* [The task]
Repeat the data that follows, word for word, without the images.

* [Given records]
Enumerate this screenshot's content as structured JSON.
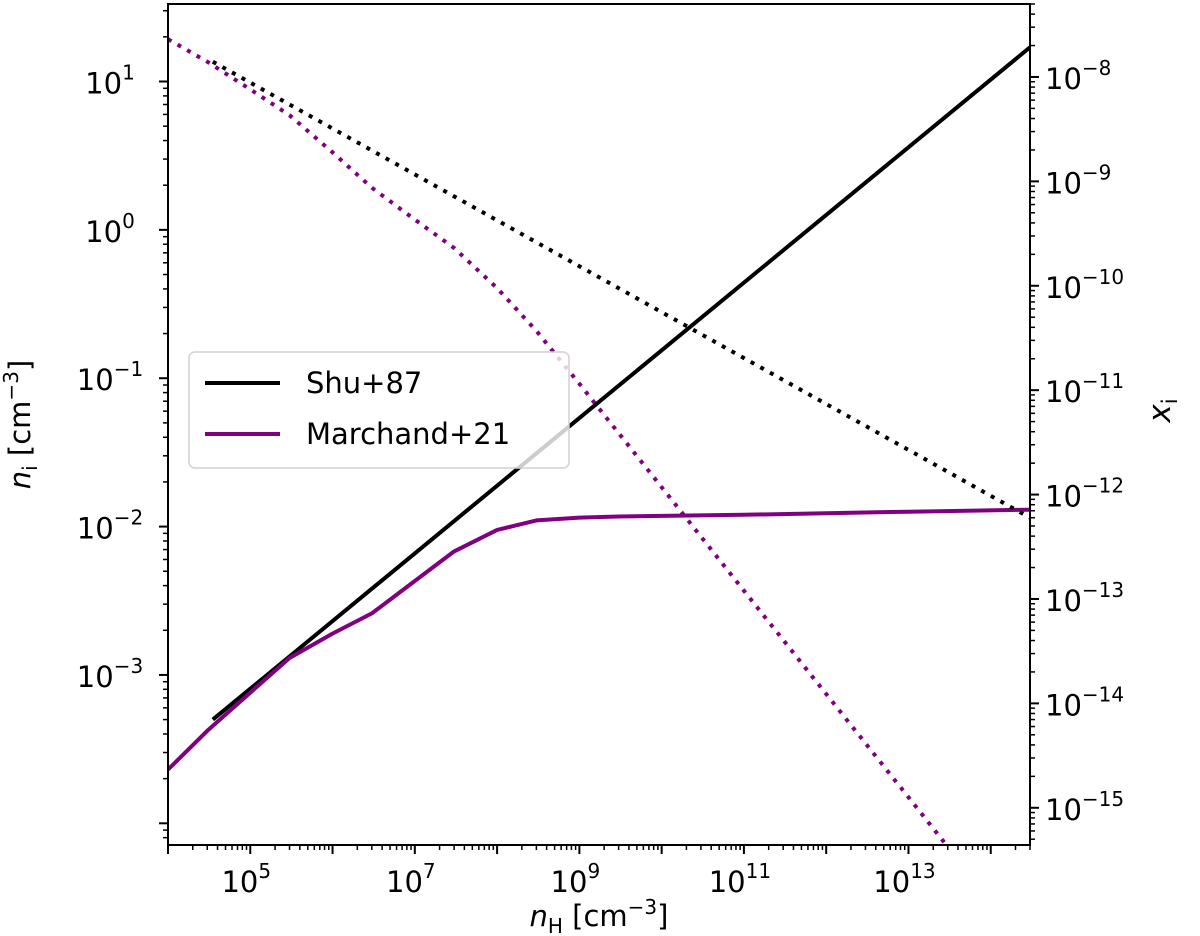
{
  "chart_data": {
    "type": "line",
    "x_scale": "log",
    "y_scale": "log",
    "y2_scale": "log",
    "xlim": [
      10000,
      300000000000000
    ],
    "ylim": [
      7.14e-05,
      33.3
    ],
    "y2lim": [
      4.4e-16,
      5e-08
    ],
    "xlabel": {
      "main": "n",
      "sub": "H",
      "unit_pre": " [cm",
      "unit_exp": "−3",
      "unit_post": "]"
    },
    "ylabel": {
      "main": "n",
      "sub": "i",
      "unit_pre": " [cm",
      "unit_exp": "−3",
      "unit_post": "]"
    },
    "y2label": {
      "main": "x",
      "sub": "i"
    },
    "x_ticks": [
      {
        "value": 100000,
        "base": "10",
        "exp": "5"
      },
      {
        "value": 10000000,
        "base": "10",
        "exp": "7"
      },
      {
        "value": 1000000000,
        "base": "10",
        "exp": "9"
      },
      {
        "value": 100000000000,
        "base": "10",
        "exp": "11"
      },
      {
        "value": 10000000000000,
        "base": "10",
        "exp": "13"
      }
    ],
    "y_ticks": [
      {
        "value": 10,
        "base": "10",
        "exp": "1"
      },
      {
        "value": 1,
        "base": "10",
        "exp": "0"
      },
      {
        "value": 0.1,
        "base": "10",
        "exp": "−1"
      },
      {
        "value": 0.01,
        "base": "10",
        "exp": "−2"
      },
      {
        "value": 0.001,
        "base": "10",
        "exp": "−3"
      }
    ],
    "y2_ticks": [
      {
        "value": 1e-08,
        "base": "10",
        "exp": "−8"
      },
      {
        "value": 1e-09,
        "base": "10",
        "exp": "−9"
      },
      {
        "value": 1e-10,
        "base": "10",
        "exp": "−10"
      },
      {
        "value": 1e-11,
        "base": "10",
        "exp": "−11"
      },
      {
        "value": 1e-12,
        "base": "10",
        "exp": "−12"
      },
      {
        "value": 1e-13,
        "base": "10",
        "exp": "−13"
      },
      {
        "value": 1e-14,
        "base": "10",
        "exp": "−14"
      },
      {
        "value": 1e-15,
        "base": "10",
        "exp": "−15"
      }
    ],
    "legend": {
      "position": "center-left",
      "entries": [
        {
          "label": "Shu+87",
          "color": "#000000"
        },
        {
          "label": "Marchand+21",
          "color": "#800080"
        }
      ]
    },
    "series": [
      {
        "name": "Shu+87",
        "quantity": "n_i",
        "axis": "left",
        "style": "solid",
        "color": "#000000",
        "x": [
          35000,
          300000000000000
        ],
        "y": [
          0.0005,
          17
        ]
      },
      {
        "name": "Marchand+21",
        "quantity": "n_i",
        "axis": "left",
        "style": "solid",
        "color": "#800080",
        "x": [
          10000,
          30000,
          100000,
          300000,
          1000000,
          3000000,
          10000000,
          30000000,
          100000000,
          300000000,
          1000000000,
          3000000000,
          10000000000,
          100000000000,
          1000000000000,
          10000000000000,
          300000000000000
        ],
        "y": [
          0.00023,
          0.00042,
          0.00076,
          0.0013,
          0.0019,
          0.0026,
          0.0043,
          0.0068,
          0.0095,
          0.011,
          0.0115,
          0.0117,
          0.0118,
          0.012,
          0.0123,
          0.0126,
          0.013
        ]
      },
      {
        "name": "Shu+87",
        "quantity": "x_i",
        "axis": "right",
        "style": "dotted",
        "color": "#000000",
        "x": [
          35000,
          300000000000000
        ],
        "y": [
          1.4e-08,
          6e-13
        ]
      },
      {
        "name": "Marchand+21",
        "quantity": "x_i",
        "axis": "right",
        "style": "dotted",
        "color": "#800080",
        "x": [
          10000,
          30000,
          100000,
          300000,
          1000000,
          3000000,
          10000000,
          30000000,
          100000000,
          300000000,
          1000000000,
          10000000000,
          100000000000,
          1000000000000,
          10000000000000,
          300000000000000
        ],
        "y": [
          2.3e-08,
          1.4e-08,
          7.6e-09,
          4.3e-09,
          1.9e-09,
          8.7e-10,
          4.3e-10,
          2.3e-10,
          9.5e-11,
          3.7e-11,
          1.15e-11,
          1.18e-12,
          1.2e-13,
          1.23e-14,
          1.26e-15,
          4.3e-17
        ]
      }
    ]
  }
}
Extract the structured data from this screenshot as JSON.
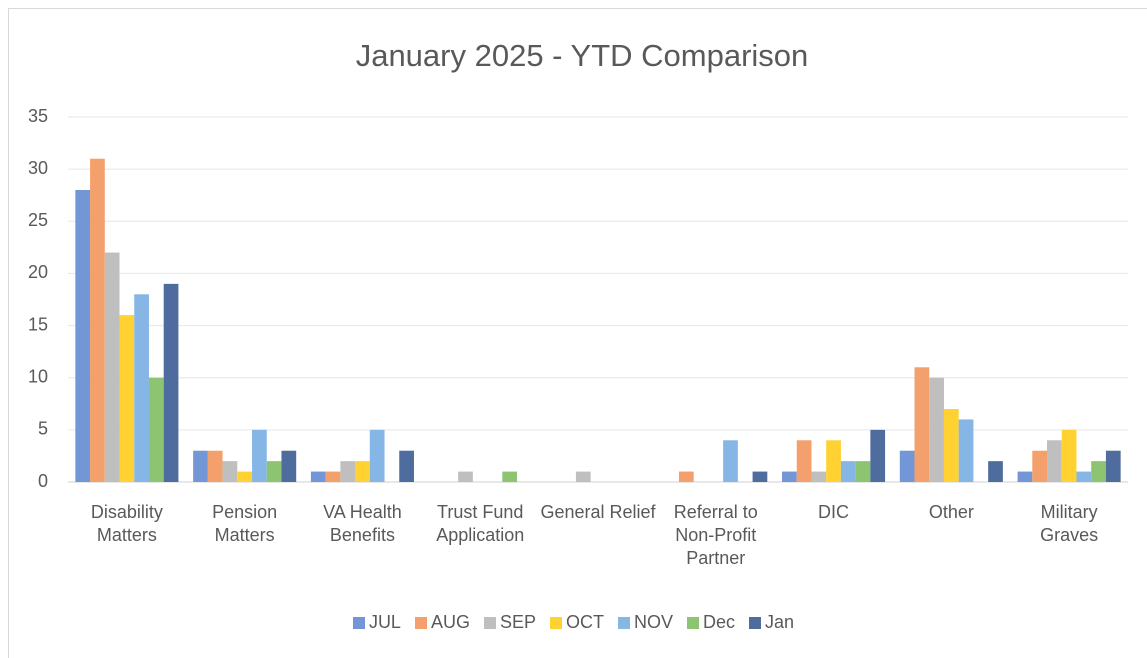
{
  "chart_data": {
    "type": "bar",
    "title": "January 2025 - YTD Comparison",
    "categories": [
      "Disability Matters",
      "Pension Matters",
      "VA Health Benefits",
      "Trust Fund Application",
      "General Relief",
      "Referral to Non-Profit Partner",
      "DIC",
      "Other",
      "Military Graves"
    ],
    "series": [
      {
        "name": "JUL",
        "color": "#7397d6",
        "values": [
          28,
          3,
          1,
          0,
          0,
          0,
          1,
          3,
          1
        ]
      },
      {
        "name": "AUG",
        "color": "#f4a06c",
        "values": [
          31,
          3,
          1,
          0,
          0,
          1,
          4,
          11,
          3
        ]
      },
      {
        "name": "SEP",
        "color": "#bfbfbf",
        "values": [
          22,
          2,
          2,
          1,
          1,
          0,
          1,
          10,
          4
        ]
      },
      {
        "name": "OCT",
        "color": "#ffd231",
        "values": [
          16,
          1,
          2,
          0,
          0,
          0,
          4,
          7,
          5
        ]
      },
      {
        "name": "NOV",
        "color": "#86b6e6",
        "values": [
          18,
          5,
          5,
          0,
          0,
          4,
          2,
          6,
          1
        ]
      },
      {
        "name": "Dec",
        "color": "#8cc472",
        "values": [
          10,
          2,
          0,
          1,
          0,
          0,
          2,
          0,
          2
        ]
      },
      {
        "name": "Jan",
        "color": "#4f6c9f",
        "values": [
          19,
          3,
          3,
          0,
          0,
          1,
          5,
          2,
          3
        ]
      }
    ],
    "ylim": [
      0,
      35
    ],
    "yticks": [
      0,
      5,
      10,
      15,
      20,
      25,
      30,
      35
    ],
    "grid": true,
    "legend": "bottom"
  }
}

* [Answer to this task]
Enumerate this screenshot's content as structured JSON.
{
  "chart_data": {
    "type": "line",
    "x_scale": "log",
    "y_scale": "log",
    "y2_scale": "log",
    "xlim": [
      10000,
      300000000000000
    ],
    "ylim": [
      7.14e-05,
      33.3
    ],
    "y2lim": [
      4.4e-16,
      5e-08
    ],
    "xlabel": {
      "main": "n",
      "sub": "H",
      "unit_pre": " [cm",
      "unit_exp": "−3",
      "unit_post": "]"
    },
    "ylabel": {
      "main": "n",
      "sub": "i",
      "unit_pre": " [cm",
      "unit_exp": "−3",
      "unit_post": "]"
    },
    "y2label": {
      "main": "x",
      "sub": "i"
    },
    "x_ticks": [
      {
        "value": 100000,
        "base": "10",
        "exp": "5"
      },
      {
        "value": 10000000,
        "base": "10",
        "exp": "7"
      },
      {
        "value": 1000000000,
        "base": "10",
        "exp": "9"
      },
      {
        "value": 100000000000,
        "base": "10",
        "exp": "11"
      },
      {
        "value": 10000000000000,
        "base": "10",
        "exp": "13"
      }
    ],
    "y_ticks": [
      {
        "value": 10,
        "base": "10",
        "exp": "1"
      },
      {
        "value": 1,
        "base": "10",
        "exp": "0"
      },
      {
        "value": 0.1,
        "base": "10",
        "exp": "−1"
      },
      {
        "value": 0.01,
        "base": "10",
        "exp": "−2"
      },
      {
        "value": 0.001,
        "base": "10",
        "exp": "−3"
      }
    ],
    "y2_ticks": [
      {
        "value": 1e-08,
        "base": "10",
        "exp": "−8"
      },
      {
        "value": 1e-09,
        "base": "10",
        "exp": "−9"
      },
      {
        "value": 1e-10,
        "base": "10",
        "exp": "−10"
      },
      {
        "value": 1e-11,
        "base": "10",
        "exp": "−11"
      },
      {
        "value": 1e-12,
        "base": "10",
        "exp": "−12"
      },
      {
        "value": 1e-13,
        "base": "10",
        "exp": "−13"
      },
      {
        "value": 1e-14,
        "base": "10",
        "exp": "−14"
      },
      {
        "value": 1e-15,
        "base": "10",
        "exp": "−15"
      }
    ],
    "legend": {
      "position": "center-left",
      "entries": [
        {
          "label": "Shu+87",
          "color": "#000000"
        },
        {
          "label": "Marchand+21",
          "color": "#800080"
        }
      ]
    },
    "series": [
      {
        "name": "Shu+87",
        "quantity": "n_i",
        "axis": "left",
        "style": "solid",
        "color": "#000000",
        "x": [
          35000,
          300000000000000
        ],
        "y": [
          0.0005,
          17
        ]
      },
      {
        "name": "Marchand+21",
        "quantity": "n_i",
        "axis": "left",
        "style": "solid",
        "color": "#800080",
        "x": [
          10000,
          30000,
          100000,
          300000,
          1000000,
          3000000,
          10000000,
          30000000,
          100000000,
          300000000,
          1000000000,
          3000000000,
          10000000000,
          100000000000,
          1000000000000,
          10000000000000,
          300000000000000
        ],
        "y": [
          0.00023,
          0.00042,
          0.00076,
          0.0013,
          0.0019,
          0.0026,
          0.0043,
          0.0068,
          0.0095,
          0.011,
          0.0115,
          0.0117,
          0.0118,
          0.012,
          0.0123,
          0.0126,
          0.013
        ]
      },
      {
        "name": "Shu+87",
        "quantity": "x_i",
        "axis": "right",
        "style": "dotted",
        "color": "#000000",
        "x": [
          35000,
          300000000000000
        ],
        "y": [
          1.4e-08,
          6e-13
        ]
      },
      {
        "name": "Marchand+21",
        "quantity": "x_i",
        "axis": "right",
        "style": "dotted",
        "color": "#800080",
        "x": [
          10000,
          30000,
          100000,
          300000,
          1000000,
          3000000,
          10000000,
          30000000,
          100000000,
          300000000,
          1000000000,
          10000000000,
          100000000000,
          1000000000000,
          10000000000000,
          300000000000000
        ],
        "y": [
          2.3e-08,
          1.4e-08,
          7.6e-09,
          4.3e-09,
          1.9e-09,
          8.7e-10,
          4.3e-10,
          2.3e-10,
          9.5e-11,
          3.7e-11,
          1.15e-11,
          1.18e-12,
          1.2e-13,
          1.23e-14,
          1.26e-15,
          4.3e-17
        ]
      }
    ]
  }
}
Extract the structured data from this screenshot as JSON.
{
  "chart_data": {
    "type": "bar",
    "title": "January 2025 - YTD Comparison",
    "categories": [
      "Disability Matters",
      "Pension Matters",
      "VA Health Benefits",
      "Trust Fund Application",
      "General Relief",
      "Referral to Non-Profit Partner",
      "DIC",
      "Other",
      "Military Graves"
    ],
    "series": [
      {
        "name": "JUL",
        "color": "#7397d6",
        "values": [
          28,
          3,
          1,
          0,
          0,
          0,
          1,
          3,
          1
        ]
      },
      {
        "name": "AUG",
        "color": "#f4a06c",
        "values": [
          31,
          3,
          1,
          0,
          0,
          1,
          4,
          11,
          3
        ]
      },
      {
        "name": "SEP",
        "color": "#bfbfbf",
        "values": [
          22,
          2,
          2,
          1,
          1,
          0,
          1,
          10,
          4
        ]
      },
      {
        "name": "OCT",
        "color": "#ffd231",
        "values": [
          16,
          1,
          2,
          0,
          0,
          0,
          4,
          7,
          5
        ]
      },
      {
        "name": "NOV",
        "color": "#86b6e6",
        "values": [
          18,
          5,
          5,
          0,
          0,
          4,
          2,
          6,
          1
        ]
      },
      {
        "name": "Dec",
        "color": "#8cc472",
        "values": [
          10,
          2,
          0,
          1,
          0,
          0,
          2,
          0,
          2
        ]
      },
      {
        "name": "Jan",
        "color": "#4f6c9f",
        "values": [
          19,
          3,
          3,
          0,
          0,
          1,
          5,
          2,
          3
        ]
      }
    ],
    "ylim": [
      0,
      35
    ],
    "yticks": [
      0,
      5,
      10,
      15,
      20,
      25,
      30,
      35
    ],
    "grid": true,
    "legend": "bottom"
  }
}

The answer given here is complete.